Exercise description: Scan the data below for the string "style". Copy every line where it appears.
====== Exercise material
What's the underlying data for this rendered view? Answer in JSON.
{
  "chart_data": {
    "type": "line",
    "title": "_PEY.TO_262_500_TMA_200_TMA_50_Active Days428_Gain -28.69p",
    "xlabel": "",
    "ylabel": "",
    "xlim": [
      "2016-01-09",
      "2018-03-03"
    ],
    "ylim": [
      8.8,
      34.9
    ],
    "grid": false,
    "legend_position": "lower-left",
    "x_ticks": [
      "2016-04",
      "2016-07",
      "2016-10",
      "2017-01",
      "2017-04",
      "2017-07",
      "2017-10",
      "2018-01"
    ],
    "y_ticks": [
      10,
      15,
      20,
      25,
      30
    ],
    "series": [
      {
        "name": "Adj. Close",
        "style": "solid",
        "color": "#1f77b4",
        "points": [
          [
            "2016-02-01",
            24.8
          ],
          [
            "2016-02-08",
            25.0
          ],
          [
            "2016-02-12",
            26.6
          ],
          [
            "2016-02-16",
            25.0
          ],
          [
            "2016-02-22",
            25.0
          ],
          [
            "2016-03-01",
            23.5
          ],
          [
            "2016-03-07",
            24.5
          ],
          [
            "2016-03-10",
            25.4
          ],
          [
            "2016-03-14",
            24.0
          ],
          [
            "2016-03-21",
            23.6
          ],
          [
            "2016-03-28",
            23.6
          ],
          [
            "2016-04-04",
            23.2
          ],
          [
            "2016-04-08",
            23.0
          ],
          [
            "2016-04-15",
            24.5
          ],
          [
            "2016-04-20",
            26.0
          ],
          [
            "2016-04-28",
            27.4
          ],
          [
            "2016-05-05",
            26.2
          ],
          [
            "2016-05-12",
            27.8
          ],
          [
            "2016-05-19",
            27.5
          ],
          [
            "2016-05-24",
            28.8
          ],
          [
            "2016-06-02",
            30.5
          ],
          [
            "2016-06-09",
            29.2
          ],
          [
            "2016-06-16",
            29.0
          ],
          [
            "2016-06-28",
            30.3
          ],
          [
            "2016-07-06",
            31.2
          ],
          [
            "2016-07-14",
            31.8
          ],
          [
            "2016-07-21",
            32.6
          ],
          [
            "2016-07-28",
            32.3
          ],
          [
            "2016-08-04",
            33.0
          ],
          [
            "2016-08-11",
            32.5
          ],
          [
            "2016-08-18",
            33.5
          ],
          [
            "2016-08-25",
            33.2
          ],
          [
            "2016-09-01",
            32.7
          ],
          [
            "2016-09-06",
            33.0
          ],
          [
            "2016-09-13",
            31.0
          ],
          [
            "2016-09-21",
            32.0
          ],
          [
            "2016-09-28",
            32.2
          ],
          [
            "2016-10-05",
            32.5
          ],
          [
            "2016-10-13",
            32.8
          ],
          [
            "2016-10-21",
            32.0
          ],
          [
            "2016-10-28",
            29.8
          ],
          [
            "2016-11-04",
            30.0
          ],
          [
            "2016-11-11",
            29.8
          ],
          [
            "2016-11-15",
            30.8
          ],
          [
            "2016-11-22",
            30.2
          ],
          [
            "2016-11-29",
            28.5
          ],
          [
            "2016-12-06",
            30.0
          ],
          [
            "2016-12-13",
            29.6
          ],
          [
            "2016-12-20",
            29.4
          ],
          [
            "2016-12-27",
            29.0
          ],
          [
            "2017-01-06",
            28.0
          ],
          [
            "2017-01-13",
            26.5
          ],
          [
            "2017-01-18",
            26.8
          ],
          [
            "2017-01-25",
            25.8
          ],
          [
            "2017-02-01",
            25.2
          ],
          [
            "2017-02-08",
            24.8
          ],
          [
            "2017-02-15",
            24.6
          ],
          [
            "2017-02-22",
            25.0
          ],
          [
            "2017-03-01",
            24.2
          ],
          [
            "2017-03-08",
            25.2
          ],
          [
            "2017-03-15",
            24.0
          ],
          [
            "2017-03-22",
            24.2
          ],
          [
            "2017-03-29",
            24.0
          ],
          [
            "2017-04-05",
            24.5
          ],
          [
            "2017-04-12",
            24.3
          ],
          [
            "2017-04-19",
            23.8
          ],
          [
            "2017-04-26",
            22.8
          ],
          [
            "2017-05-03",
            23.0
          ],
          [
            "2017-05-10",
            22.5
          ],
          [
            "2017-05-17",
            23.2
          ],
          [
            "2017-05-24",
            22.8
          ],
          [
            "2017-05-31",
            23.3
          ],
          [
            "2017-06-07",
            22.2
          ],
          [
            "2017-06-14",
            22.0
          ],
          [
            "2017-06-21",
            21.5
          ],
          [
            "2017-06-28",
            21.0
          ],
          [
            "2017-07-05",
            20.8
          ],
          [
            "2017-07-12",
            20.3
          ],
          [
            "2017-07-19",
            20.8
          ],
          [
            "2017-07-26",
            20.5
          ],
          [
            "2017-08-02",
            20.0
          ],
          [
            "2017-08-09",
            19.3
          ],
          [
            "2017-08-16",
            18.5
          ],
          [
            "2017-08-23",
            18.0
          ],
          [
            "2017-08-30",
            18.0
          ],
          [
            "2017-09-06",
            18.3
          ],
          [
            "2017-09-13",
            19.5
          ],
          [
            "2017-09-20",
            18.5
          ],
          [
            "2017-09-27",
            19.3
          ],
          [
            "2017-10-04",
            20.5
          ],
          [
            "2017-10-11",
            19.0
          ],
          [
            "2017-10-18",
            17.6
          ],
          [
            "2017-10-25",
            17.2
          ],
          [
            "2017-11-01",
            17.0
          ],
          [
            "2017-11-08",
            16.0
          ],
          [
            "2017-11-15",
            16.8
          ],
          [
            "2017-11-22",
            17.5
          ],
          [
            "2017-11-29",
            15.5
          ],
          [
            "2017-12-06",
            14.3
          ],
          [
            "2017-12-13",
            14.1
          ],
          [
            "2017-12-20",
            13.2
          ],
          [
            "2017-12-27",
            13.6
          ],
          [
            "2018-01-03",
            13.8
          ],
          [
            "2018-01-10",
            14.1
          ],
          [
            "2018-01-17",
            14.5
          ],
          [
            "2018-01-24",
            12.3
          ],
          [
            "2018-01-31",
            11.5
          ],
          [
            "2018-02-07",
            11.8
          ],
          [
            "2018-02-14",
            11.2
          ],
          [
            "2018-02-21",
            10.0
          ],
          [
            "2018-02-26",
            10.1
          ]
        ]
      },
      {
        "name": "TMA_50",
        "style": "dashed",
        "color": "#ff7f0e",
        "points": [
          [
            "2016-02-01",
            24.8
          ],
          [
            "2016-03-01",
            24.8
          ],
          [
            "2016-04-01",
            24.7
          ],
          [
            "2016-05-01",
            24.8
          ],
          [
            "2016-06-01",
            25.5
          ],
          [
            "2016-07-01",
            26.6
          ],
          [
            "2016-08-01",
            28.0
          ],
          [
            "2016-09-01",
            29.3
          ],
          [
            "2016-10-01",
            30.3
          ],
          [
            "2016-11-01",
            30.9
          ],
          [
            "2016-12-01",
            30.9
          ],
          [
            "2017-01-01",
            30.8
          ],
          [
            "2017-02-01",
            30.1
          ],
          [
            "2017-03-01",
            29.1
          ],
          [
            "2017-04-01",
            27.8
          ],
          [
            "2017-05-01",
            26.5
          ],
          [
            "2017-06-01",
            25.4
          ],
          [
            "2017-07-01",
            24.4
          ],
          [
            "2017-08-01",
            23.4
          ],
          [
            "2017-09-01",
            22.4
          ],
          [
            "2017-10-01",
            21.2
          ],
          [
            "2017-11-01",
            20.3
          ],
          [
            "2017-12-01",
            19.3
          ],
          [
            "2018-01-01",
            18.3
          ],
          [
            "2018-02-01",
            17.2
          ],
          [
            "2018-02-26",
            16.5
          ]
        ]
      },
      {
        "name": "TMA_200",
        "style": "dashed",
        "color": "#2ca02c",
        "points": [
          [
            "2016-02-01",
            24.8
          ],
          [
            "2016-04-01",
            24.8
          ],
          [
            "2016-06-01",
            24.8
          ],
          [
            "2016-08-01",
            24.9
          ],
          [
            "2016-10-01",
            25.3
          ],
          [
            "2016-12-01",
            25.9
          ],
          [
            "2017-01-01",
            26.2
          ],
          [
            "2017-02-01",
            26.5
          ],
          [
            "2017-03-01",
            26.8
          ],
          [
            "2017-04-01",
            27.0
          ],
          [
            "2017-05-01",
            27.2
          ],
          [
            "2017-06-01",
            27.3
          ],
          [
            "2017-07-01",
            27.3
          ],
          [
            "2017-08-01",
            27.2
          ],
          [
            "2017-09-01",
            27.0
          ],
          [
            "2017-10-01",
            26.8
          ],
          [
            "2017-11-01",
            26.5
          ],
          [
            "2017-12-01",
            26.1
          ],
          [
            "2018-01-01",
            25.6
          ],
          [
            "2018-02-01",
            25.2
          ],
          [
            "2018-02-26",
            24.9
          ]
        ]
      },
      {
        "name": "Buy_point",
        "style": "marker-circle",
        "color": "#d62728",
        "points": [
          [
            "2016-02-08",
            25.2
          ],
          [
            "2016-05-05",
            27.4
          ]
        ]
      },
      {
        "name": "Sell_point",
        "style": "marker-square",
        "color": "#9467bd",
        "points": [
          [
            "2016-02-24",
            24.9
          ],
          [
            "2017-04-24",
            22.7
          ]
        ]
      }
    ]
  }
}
============
Task result:
        "style": "solid",
        "style": "dashed",
        "style": "dashed",
        "style": "marker-circle",
        "style": "marker-square",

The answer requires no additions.